**Short problem:**
Pull out every line below that holds the word "screenshot".

==============================

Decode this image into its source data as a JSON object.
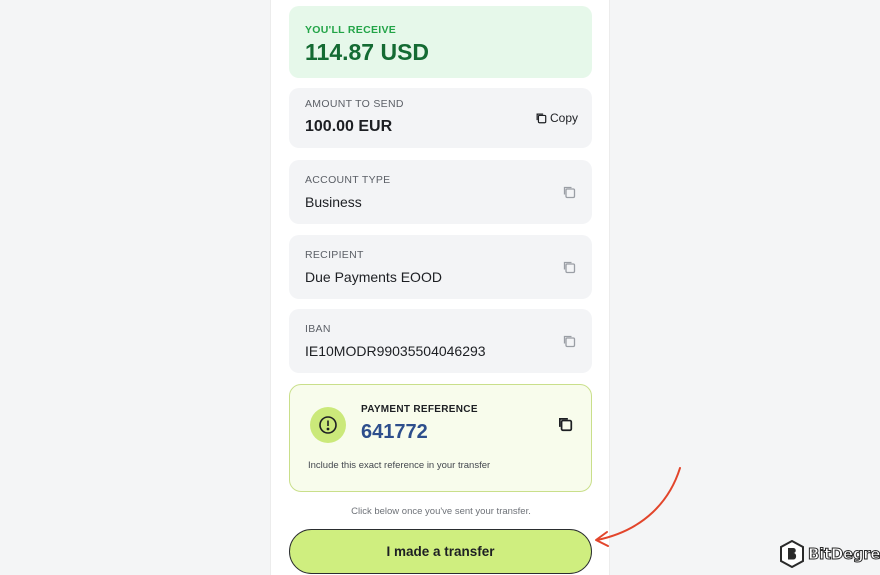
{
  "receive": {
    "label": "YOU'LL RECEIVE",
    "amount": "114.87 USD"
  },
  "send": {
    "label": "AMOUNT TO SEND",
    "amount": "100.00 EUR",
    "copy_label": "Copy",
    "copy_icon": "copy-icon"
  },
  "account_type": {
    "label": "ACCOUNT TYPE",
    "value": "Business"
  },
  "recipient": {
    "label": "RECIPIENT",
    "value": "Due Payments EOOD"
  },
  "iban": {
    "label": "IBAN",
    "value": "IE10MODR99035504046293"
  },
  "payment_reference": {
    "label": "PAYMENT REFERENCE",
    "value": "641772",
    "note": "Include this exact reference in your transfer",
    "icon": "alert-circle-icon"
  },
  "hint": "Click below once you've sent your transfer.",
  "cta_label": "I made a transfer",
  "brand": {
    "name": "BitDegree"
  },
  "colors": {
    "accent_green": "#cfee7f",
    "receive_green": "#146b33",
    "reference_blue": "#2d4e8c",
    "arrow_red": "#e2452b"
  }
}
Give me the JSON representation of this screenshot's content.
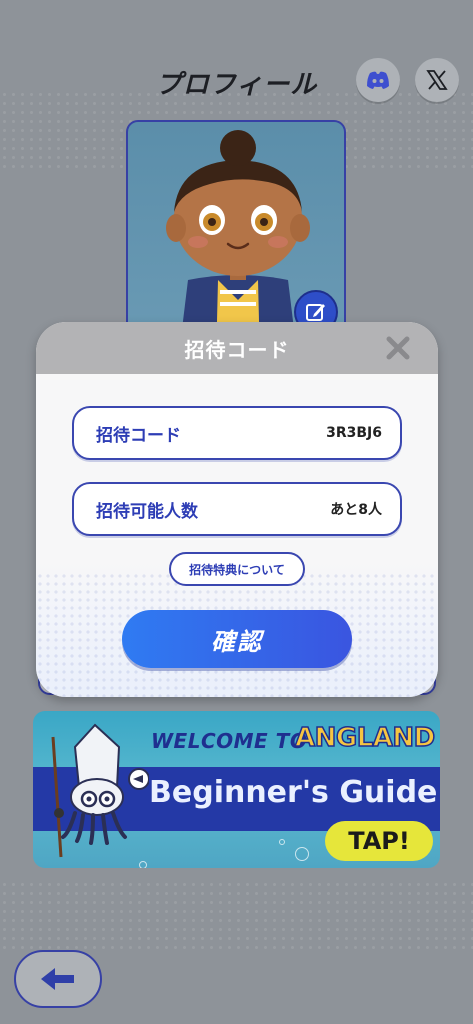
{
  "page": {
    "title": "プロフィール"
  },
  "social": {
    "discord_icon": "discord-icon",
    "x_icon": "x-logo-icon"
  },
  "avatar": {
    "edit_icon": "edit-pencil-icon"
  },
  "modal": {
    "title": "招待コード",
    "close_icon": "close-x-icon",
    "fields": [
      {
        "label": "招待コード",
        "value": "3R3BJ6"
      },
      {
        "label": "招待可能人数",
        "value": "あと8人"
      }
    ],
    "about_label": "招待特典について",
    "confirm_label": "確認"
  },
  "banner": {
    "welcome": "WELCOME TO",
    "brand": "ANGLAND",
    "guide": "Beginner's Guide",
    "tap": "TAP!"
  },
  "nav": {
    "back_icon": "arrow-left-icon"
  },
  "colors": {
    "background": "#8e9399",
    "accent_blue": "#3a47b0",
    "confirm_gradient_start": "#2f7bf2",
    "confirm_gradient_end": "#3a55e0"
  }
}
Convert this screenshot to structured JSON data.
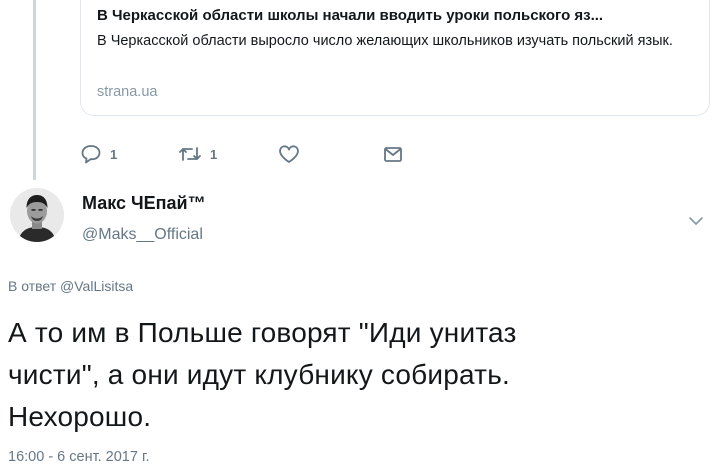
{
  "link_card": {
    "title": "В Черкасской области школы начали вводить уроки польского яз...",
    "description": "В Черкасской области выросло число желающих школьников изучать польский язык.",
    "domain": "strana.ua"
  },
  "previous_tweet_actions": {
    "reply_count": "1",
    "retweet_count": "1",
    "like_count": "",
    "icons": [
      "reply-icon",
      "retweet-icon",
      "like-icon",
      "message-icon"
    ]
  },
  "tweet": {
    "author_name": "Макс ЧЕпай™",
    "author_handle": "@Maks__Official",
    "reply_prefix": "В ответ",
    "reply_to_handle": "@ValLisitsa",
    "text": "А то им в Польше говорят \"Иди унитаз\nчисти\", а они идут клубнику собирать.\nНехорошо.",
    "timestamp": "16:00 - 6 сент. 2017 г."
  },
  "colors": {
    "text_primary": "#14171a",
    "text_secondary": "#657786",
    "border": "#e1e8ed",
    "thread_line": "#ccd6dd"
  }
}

==============================

**Exercise result:**
Give me the JSON representation of this screenshot's content.
Convert this screenshot to structured JSON data.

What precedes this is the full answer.